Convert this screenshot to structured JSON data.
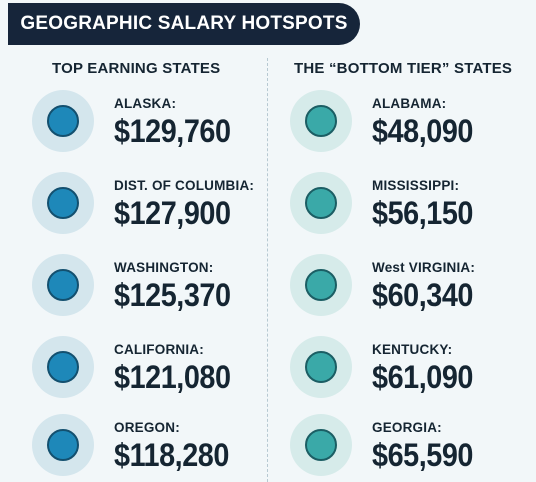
{
  "title": "GEOGRAPHIC SALARY HOTSPOTS",
  "columns": {
    "top": {
      "header": "TOP EARNING STATES",
      "halo_color": "#d4e6ed",
      "dot_color": "#1e88b9",
      "dot_border": "#13506f",
      "items": [
        {
          "label": "ALASKA:",
          "value": "$129,760"
        },
        {
          "label": "DIST. OF COLUMBIA:",
          "value": "$127,900"
        },
        {
          "label": "WASHINGTON:",
          "value": "$125,370"
        },
        {
          "label": "CALIFORNIA:",
          "value": "$121,080"
        },
        {
          "label": "OREGON:",
          "value": "$118,280"
        }
      ]
    },
    "bottom": {
      "header": "THE “BOTTOM TIER” STATES",
      "halo_color": "#d6ebea",
      "dot_color": "#3aa9a8",
      "dot_border": "#1b5e64",
      "items": [
        {
          "label": "ALABAMA:",
          "value": "$48,090"
        },
        {
          "label": "MISSISSIPPI:",
          "value": "$56,150"
        },
        {
          "label": "West VIRGINIA:",
          "value": "$60,340"
        },
        {
          "label": "KENTUCKY:",
          "value": "$61,090"
        },
        {
          "label": "GEORGIA:",
          "value": "$65,590"
        }
      ]
    }
  }
}
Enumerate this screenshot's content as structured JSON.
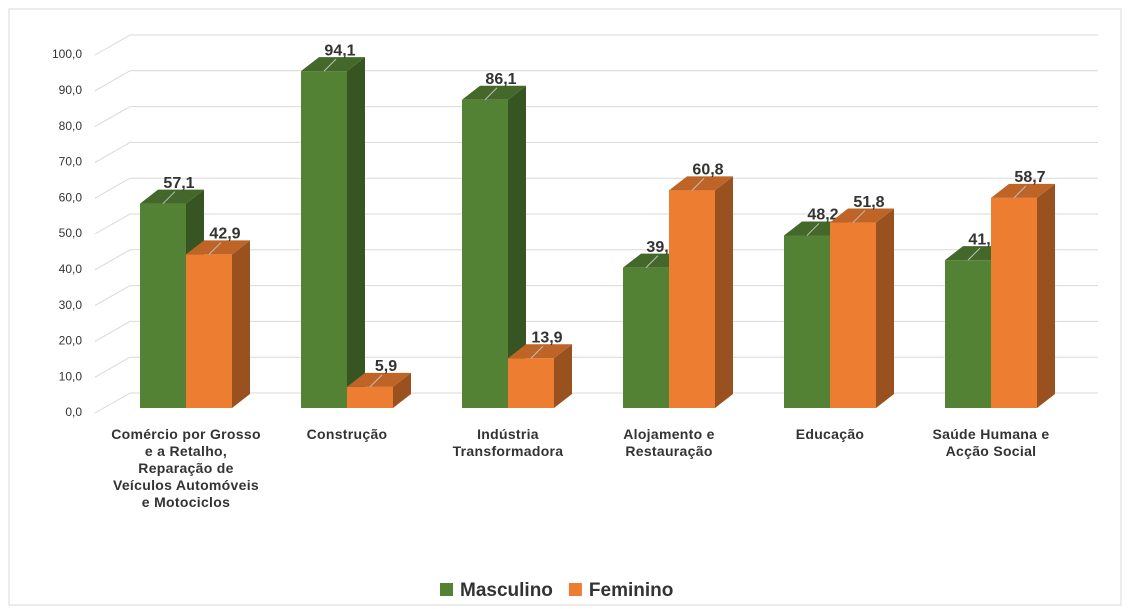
{
  "chart_data": {
    "type": "bar3d",
    "categories": [
      "Comércio por Grosso e a Retalho, Reparação de Veículos Automóveis e Motociclos",
      "Construção",
      "Indústria Transformadora",
      "Alojamento e Restauração",
      "Educação",
      "Saúde Humana e Acção Social"
    ],
    "series": [
      {
        "name": "Masculino",
        "color": "#548235",
        "values": [
          57.1,
          94.1,
          86.1,
          39.2,
          48.2,
          41.3
        ],
        "value_labels": [
          "57,1",
          "94,1",
          "86,1",
          "39,2",
          "48,2",
          "41,3"
        ]
      },
      {
        "name": "Feminino",
        "color": "#ed7d31",
        "values": [
          42.9,
          5.9,
          13.9,
          60.8,
          51.8,
          58.7
        ],
        "value_labels": [
          "42,9",
          "5,9",
          "13,9",
          "60,8",
          "51,8",
          "58,7"
        ]
      }
    ],
    "ylim": [
      0,
      100
    ],
    "yticks": [
      {
        "value": 0,
        "label": "0,0"
      },
      {
        "value": 10,
        "label": "10,0"
      },
      {
        "value": 20,
        "label": "20,0"
      },
      {
        "value": 30,
        "label": "30,0"
      },
      {
        "value": 40,
        "label": "40,0"
      },
      {
        "value": 50,
        "label": "50,0"
      },
      {
        "value": 60,
        "label": "60,0"
      },
      {
        "value": 70,
        "label": "70,0"
      },
      {
        "value": 80,
        "label": "80,0"
      },
      {
        "value": 90,
        "label": "90,0"
      },
      {
        "value": 100,
        "label": "100,0"
      }
    ],
    "grid": true,
    "legend": "bottom"
  }
}
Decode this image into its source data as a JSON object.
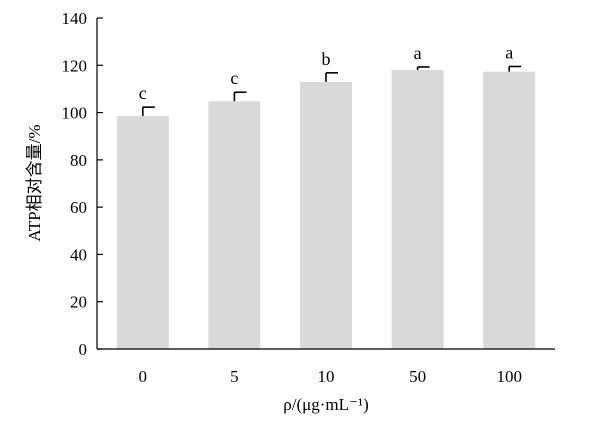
{
  "chart_data": {
    "type": "bar",
    "categories": [
      "0",
      "5",
      "10",
      "50",
      "100"
    ],
    "values": [
      98.5,
      104.8,
      113.0,
      118.0,
      117.3
    ],
    "errors": [
      3.8,
      3.8,
      3.8,
      1.3,
      2.2
    ],
    "significance": [
      "c",
      "c",
      "b",
      "a",
      "a"
    ],
    "ylabel": "ATP相对含量/%",
    "xlabel": "ρ/(μg·mL⁻¹)",
    "ylim": [
      0,
      140
    ],
    "yticks": [
      0,
      20,
      40,
      60,
      80,
      100,
      120,
      140
    ],
    "grid": false,
    "colors": {
      "bar": "#d9d9d9",
      "axis": "#000000"
    }
  }
}
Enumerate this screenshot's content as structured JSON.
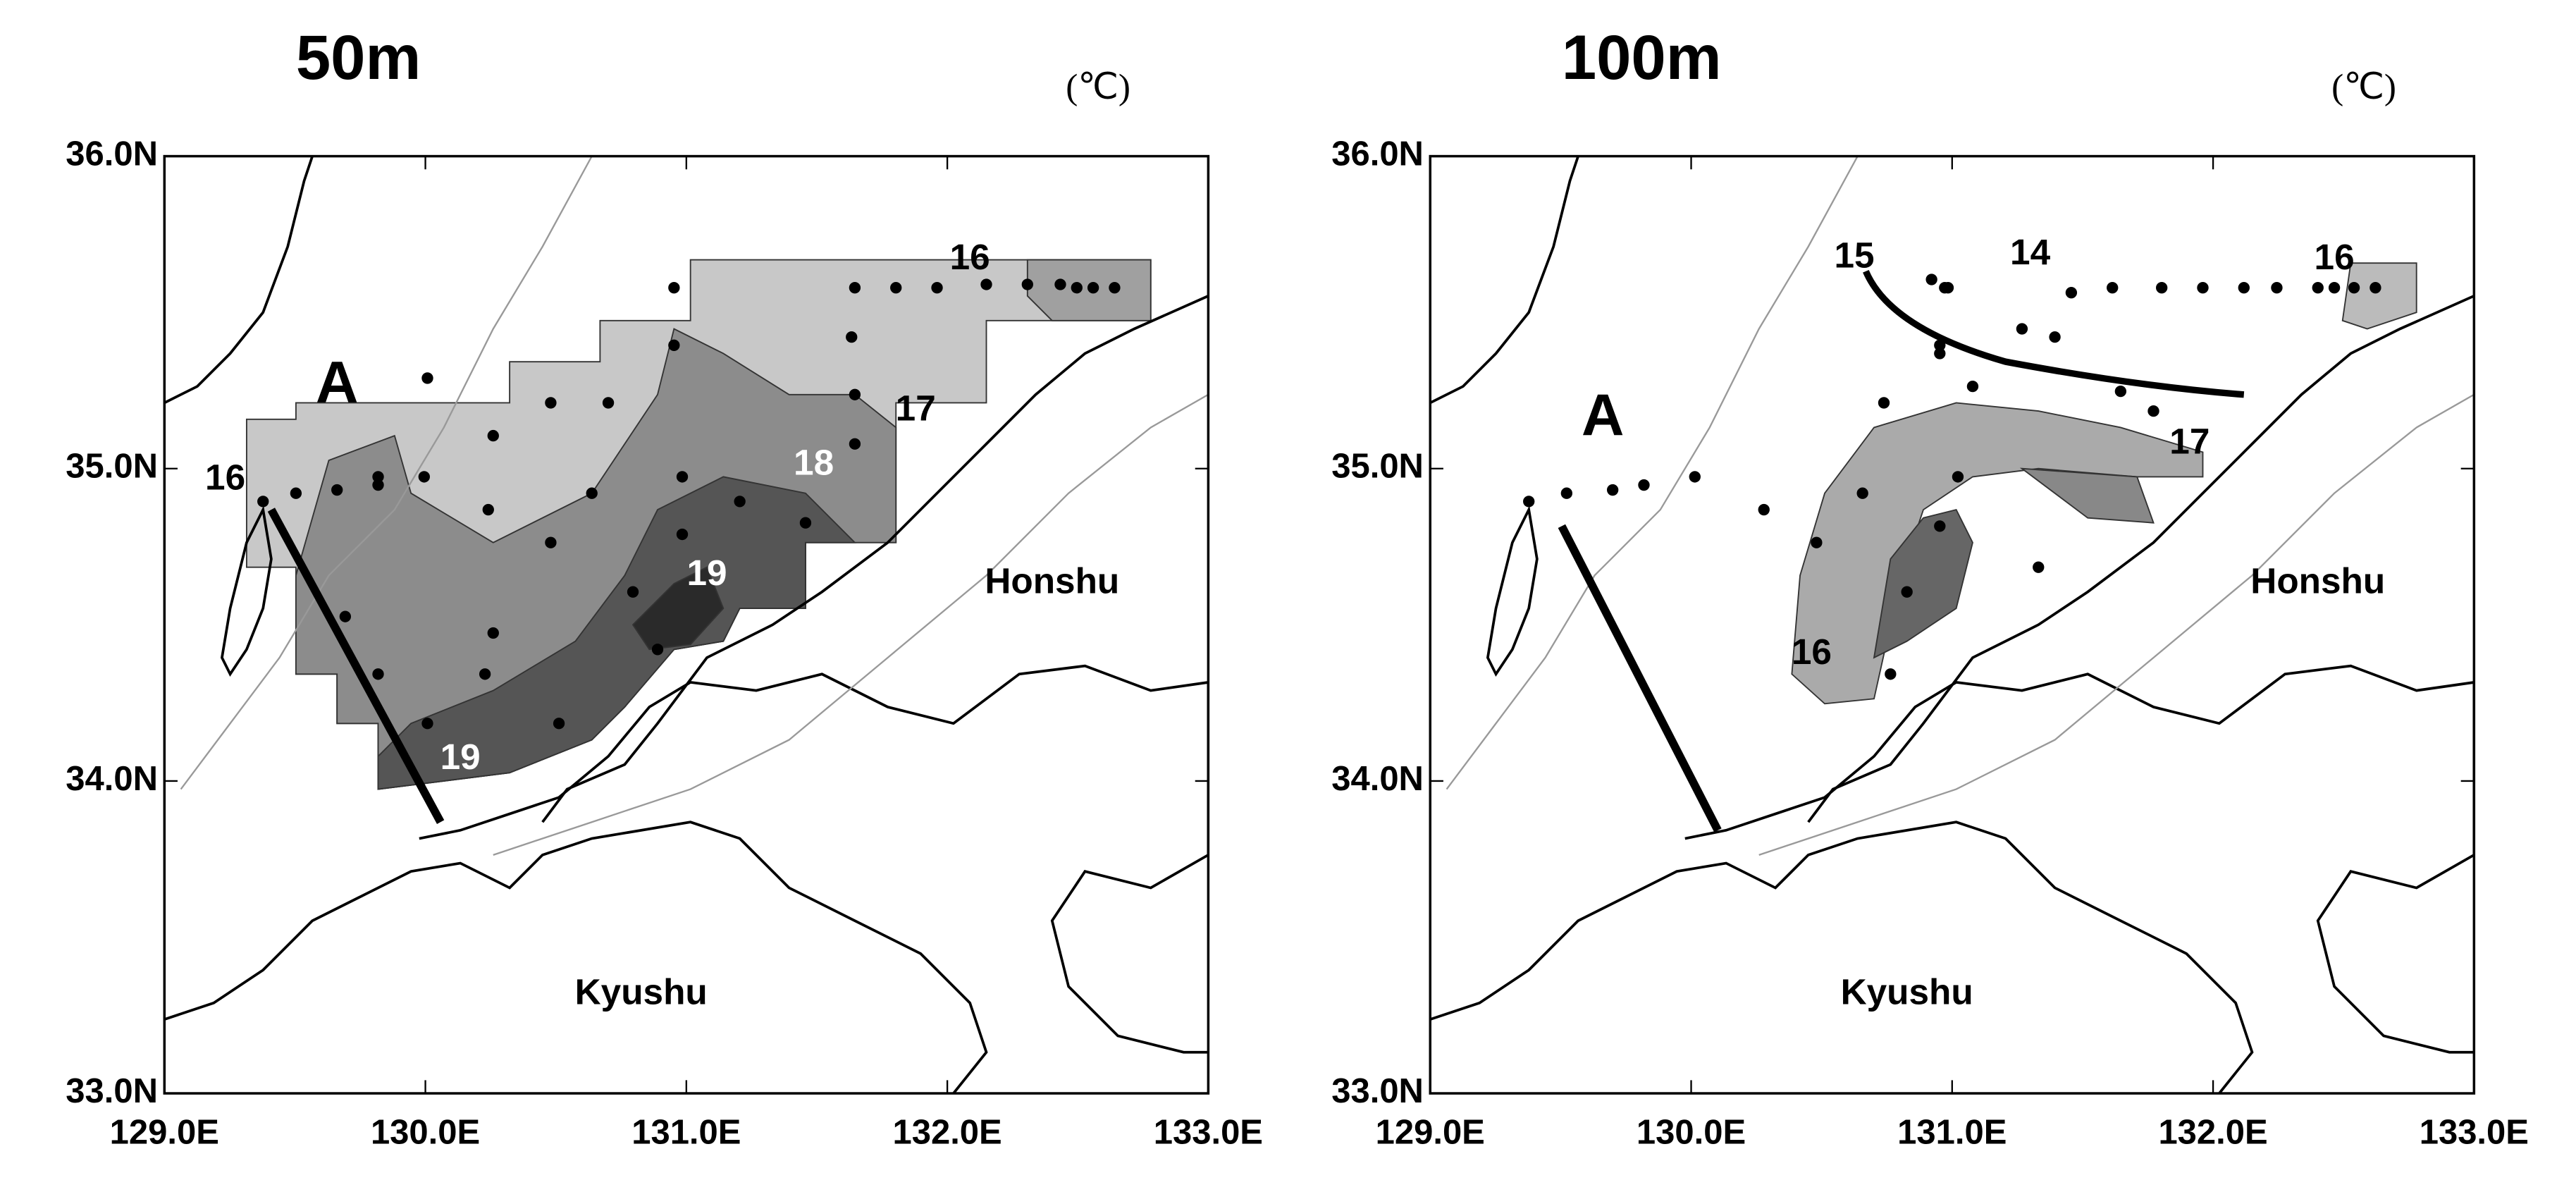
{
  "panels": [
    {
      "title": "50m",
      "unit": "(℃)",
      "x_tick_labels": [
        "129.0E",
        "130.0E",
        "131.0E",
        "132.0E",
        "133.0E"
      ],
      "y_tick_labels": [
        "36.0N",
        "35.0N",
        "34.0N",
        "33.0N"
      ],
      "region_label": "A",
      "place_labels": [
        "Honshu",
        "Kyushu"
      ],
      "contour_labels": [
        "16",
        "16",
        "17",
        "18",
        "19",
        "19"
      ]
    },
    {
      "title": "100m",
      "unit": "(℃)",
      "x_tick_labels": [
        "129.0E",
        "130.0E",
        "131.0E",
        "132.0E",
        "133.0E"
      ],
      "y_tick_labels": [
        "36.0N",
        "35.0N",
        "34.0N",
        "33.0N"
      ],
      "region_label": "A",
      "place_labels": [
        "Honshu",
        "Kyushu"
      ],
      "contour_labels": [
        "15",
        "14",
        "16",
        "17",
        "16"
      ]
    }
  ]
}
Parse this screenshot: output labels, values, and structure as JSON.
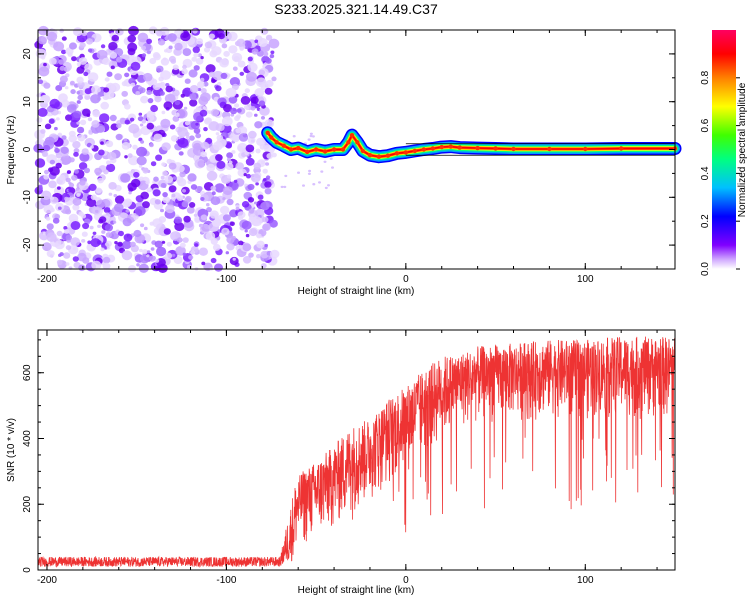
{
  "title": "S233.2025.321.14.49.C37",
  "chart_data": [
    {
      "type": "heatmap",
      "name": "spectrogram",
      "xlabel": "Height of straight line (km)",
      "ylabel": "Frequency (Hz)",
      "xlim": [
        -205,
        150
      ],
      "ylim": [
        -25,
        25
      ],
      "xticks": [
        "-200",
        "-100",
        "0",
        "100"
      ],
      "yticks": [
        "-20",
        "-10",
        "0",
        "10",
        "20"
      ],
      "colorbar": {
        "label": "Normalized spectral amplitude",
        "range": [
          0,
          1
        ],
        "ticks": [
          "0.0",
          "0.2",
          "0.4",
          "0.6",
          "0.8"
        ],
        "colormap": [
          "#ffffff",
          "#8000ff",
          "#0000ff",
          "#00ffff",
          "#00ff00",
          "#ffff00",
          "#ff8000",
          "#ff0000",
          "#ff0080"
        ]
      },
      "noise_region": {
        "x_from": -205,
        "x_to": -73
      },
      "signal_track": {
        "x": [
          -77,
          -75,
          -72,
          -68,
          -64,
          -60,
          -55,
          -50,
          -45,
          -40,
          -35,
          -32,
          -30,
          -27,
          -24,
          -20,
          -15,
          -10,
          -5,
          0,
          5,
          10,
          15,
          20,
          25,
          30,
          40,
          50,
          60,
          80,
          100,
          120,
          150
        ],
        "y": [
          3.5,
          2.5,
          1.5,
          0.8,
          0,
          0.3,
          -0.5,
          0,
          -0.4,
          0,
          0,
          1.5,
          3,
          1.5,
          -0.3,
          -1.2,
          -1.5,
          -1.3,
          -0.8,
          -0.6,
          -0.3,
          0,
          0.2,
          0.5,
          0.6,
          0.4,
          0.3,
          0.2,
          0.1,
          0.1,
          0.1,
          0.2,
          0.2
        ]
      }
    },
    {
      "type": "line",
      "name": "snr",
      "xlabel": "Height of straight line (km)",
      "ylabel": "SNR (10 * v/v)",
      "xlim": [
        -205,
        150
      ],
      "ylim": [
        0,
        730
      ],
      "xticks": [
        "-200",
        "-100",
        "0",
        "100"
      ],
      "yticks": [
        "0",
        "200",
        "400",
        "600"
      ],
      "color": "#ee3333",
      "envelope": {
        "x": [
          -205,
          -70,
          -62,
          -58,
          -50,
          -40,
          -30,
          -20,
          -10,
          0,
          10,
          20,
          30,
          40,
          60,
          80,
          100,
          120,
          150
        ],
        "low": [
          10,
          10,
          30,
          60,
          80,
          110,
          150,
          200,
          250,
          280,
          330,
          380,
          420,
          440,
          450,
          450,
          450,
          450,
          450
        ],
        "high": [
          40,
          40,
          260,
          300,
          330,
          380,
          440,
          460,
          520,
          560,
          610,
          650,
          660,
          680,
          690,
          700,
          700,
          710,
          710
        ]
      }
    }
  ]
}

[WHAT TO WORK ON]
Skip the images and write out the rest of the listing exactly.

[EXPECTED ANSWER]
Convert this screenshot to structured JSON data.
{
  "title": "GEOGRAPHIC SALARY HOTSPOTS",
  "columns": {
    "top": {
      "header": "TOP EARNING STATES",
      "halo_color": "#d4e6ed",
      "dot_color": "#1e88b9",
      "dot_border": "#13506f",
      "items": [
        {
          "label": "ALASKA:",
          "value": "$129,760"
        },
        {
          "label": "DIST. OF COLUMBIA:",
          "value": "$127,900"
        },
        {
          "label": "WASHINGTON:",
          "value": "$125,370"
        },
        {
          "label": "CALIFORNIA:",
          "value": "$121,080"
        },
        {
          "label": "OREGON:",
          "value": "$118,280"
        }
      ]
    },
    "bottom": {
      "header": "THE “BOTTOM TIER” STATES",
      "halo_color": "#d6ebea",
      "dot_color": "#3aa9a8",
      "dot_border": "#1b5e64",
      "items": [
        {
          "label": "ALABAMA:",
          "value": "$48,090"
        },
        {
          "label": "MISSISSIPPI:",
          "value": "$56,150"
        },
        {
          "label": "West VIRGINIA:",
          "value": "$60,340"
        },
        {
          "label": "KENTUCKY:",
          "value": "$61,090"
        },
        {
          "label": "GEORGIA:",
          "value": "$65,590"
        }
      ]
    }
  }
}
Enumerate this screenshot's content as structured JSON.
{
  "chart_data": {
    "type": "bar3d",
    "categories": [
      "Comércio por Grosso e a Retalho, Reparação de Veículos Automóveis e Motociclos",
      "Construção",
      "Indústria Transformadora",
      "Alojamento e Restauração",
      "Educação",
      "Saúde Humana e Acção Social"
    ],
    "series": [
      {
        "name": "Masculino",
        "color": "#548235",
        "values": [
          57.1,
          94.1,
          86.1,
          39.2,
          48.2,
          41.3
        ],
        "value_labels": [
          "57,1",
          "94,1",
          "86,1",
          "39,2",
          "48,2",
          "41,3"
        ]
      },
      {
        "name": "Feminino",
        "color": "#ed7d31",
        "values": [
          42.9,
          5.9,
          13.9,
          60.8,
          51.8,
          58.7
        ],
        "value_labels": [
          "42,9",
          "5,9",
          "13,9",
          "60,8",
          "51,8",
          "58,7"
        ]
      }
    ],
    "ylim": [
      0,
      100
    ],
    "yticks": [
      {
        "value": 0,
        "label": "0,0"
      },
      {
        "value": 10,
        "label": "10,0"
      },
      {
        "value": 20,
        "label": "20,0"
      },
      {
        "value": 30,
        "label": "30,0"
      },
      {
        "value": 40,
        "label": "40,0"
      },
      {
        "value": 50,
        "label": "50,0"
      },
      {
        "value": 60,
        "label": "60,0"
      },
      {
        "value": 70,
        "label": "70,0"
      },
      {
        "value": 80,
        "label": "80,0"
      },
      {
        "value": 90,
        "label": "90,0"
      },
      {
        "value": 100,
        "label": "100,0"
      }
    ],
    "grid": true,
    "legend": "bottom"
  }
}
Decode this image into its source data as a JSON object.
{
  "chart_data": {
    "type": "bar",
    "categories": [
      "0",
      "5",
      "10",
      "50",
      "100"
    ],
    "values": [
      98.5,
      104.8,
      113.0,
      118.0,
      117.3
    ],
    "errors": [
      3.8,
      3.8,
      3.8,
      1.3,
      2.2
    ],
    "significance": [
      "c",
      "c",
      "b",
      "a",
      "a"
    ],
    "ylabel": "ATP相对含量/%",
    "xlabel": "ρ/(μg·mL⁻¹)",
    "ylim": [
      0,
      140
    ],
    "yticks": [
      0,
      20,
      40,
      60,
      80,
      100,
      120,
      140
    ],
    "grid": false,
    "colors": {
      "bar": "#d9d9d9",
      "axis": "#000000"
    }
  }
}
Enumerate this screenshot's content as structured JSON.
{
  "panels": [
    {
      "title": "50m",
      "unit": "(℃)",
      "x_tick_labels": [
        "129.0E",
        "130.0E",
        "131.0E",
        "132.0E",
        "133.0E"
      ],
      "y_tick_labels": [
        "36.0N",
        "35.0N",
        "34.0N",
        "33.0N"
      ],
      "region_label": "A",
      "place_labels": [
        "Honshu",
        "Kyushu"
      ],
      "contour_labels": [
        "16",
        "16",
        "17",
        "18",
        "19",
        "19"
      ]
    },
    {
      "title": "100m",
      "unit": "(℃)",
      "x_tick_labels": [
        "129.0E",
        "130.0E",
        "131.0E",
        "132.0E",
        "133.0E"
      ],
      "y_tick_labels": [
        "36.0N",
        "35.0N",
        "34.0N",
        "33.0N"
      ],
      "region_label": "A",
      "place_labels": [
        "Honshu",
        "Kyushu"
      ],
      "contour_labels": [
        "15",
        "14",
        "16",
        "17",
        "16"
      ]
    }
  ]
}
Parse this screenshot: output labels, values, and structure as JSON.
{
  "title": "S233.2025.321.14.49.C37",
  "chart_data": [
    {
      "type": "heatmap",
      "name": "spectrogram",
      "xlabel": "Height of straight line (km)",
      "ylabel": "Frequency (Hz)",
      "xlim": [
        -205,
        150
      ],
      "ylim": [
        -25,
        25
      ],
      "xticks": [
        "-200",
        "-100",
        "0",
        "100"
      ],
      "yticks": [
        "-20",
        "-10",
        "0",
        "10",
        "20"
      ],
      "colorbar": {
        "label": "Normalized spectral amplitude",
        "range": [
          0,
          1
        ],
        "ticks": [
          "0.0",
          "0.2",
          "0.4",
          "0.6",
          "0.8"
        ],
        "colormap": [
          "#ffffff",
          "#8000ff",
          "#0000ff",
          "#00ffff",
          "#00ff00",
          "#ffff00",
          "#ff8000",
          "#ff0000",
          "#ff0080"
        ]
      },
      "noise_region": {
        "x_from": -205,
        "x_to": -73
      },
      "signal_track": {
        "x": [
          -77,
          -75,
          -72,
          -68,
          -64,
          -60,
          -55,
          -50,
          -45,
          -40,
          -35,
          -32,
          -30,
          -27,
          -24,
          -20,
          -15,
          -10,
          -5,
          0,
          5,
          10,
          15,
          20,
          25,
          30,
          40,
          50,
          60,
          80,
          100,
          120,
          150
        ],
        "y": [
          3.5,
          2.5,
          1.5,
          0.8,
          0,
          0.3,
          -0.5,
          0,
          -0.4,
          0,
          0,
          1.5,
          3,
          1.5,
          -0.3,
          -1.2,
          -1.5,
          -1.3,
          -0.8,
          -0.6,
          -0.3,
          0,
          0.2,
          0.5,
          0.6,
          0.4,
          0.3,
          0.2,
          0.1,
          0.1,
          0.1,
          0.2,
          0.2
        ]
      }
    },
    {
      "type": "line",
      "name": "snr",
      "xlabel": "Height of straight line (km)",
      "ylabel": "SNR (10 * v/v)",
      "xlim": [
        -205,
        150
      ],
      "ylim": [
        0,
        730
      ],
      "xticks": [
        "-200",
        "-100",
        "0",
        "100"
      ],
      "yticks": [
        "0",
        "200",
        "400",
        "600"
      ],
      "color": "#ee3333",
      "envelope": {
        "x": [
          -205,
          -70,
          -62,
          -58,
          -50,
          -40,
          -30,
          -20,
          -10,
          0,
          10,
          20,
          30,
          40,
          60,
          80,
          100,
          120,
          150
        ],
        "low": [
          10,
          10,
          30,
          60,
          80,
          110,
          150,
          200,
          250,
          280,
          330,
          380,
          420,
          440,
          450,
          450,
          450,
          450,
          450
        ],
        "high": [
          40,
          40,
          260,
          300,
          330,
          380,
          440,
          460,
          520,
          560,
          610,
          650,
          660,
          680,
          690,
          700,
          700,
          710,
          710
        ]
      }
    }
  ]
}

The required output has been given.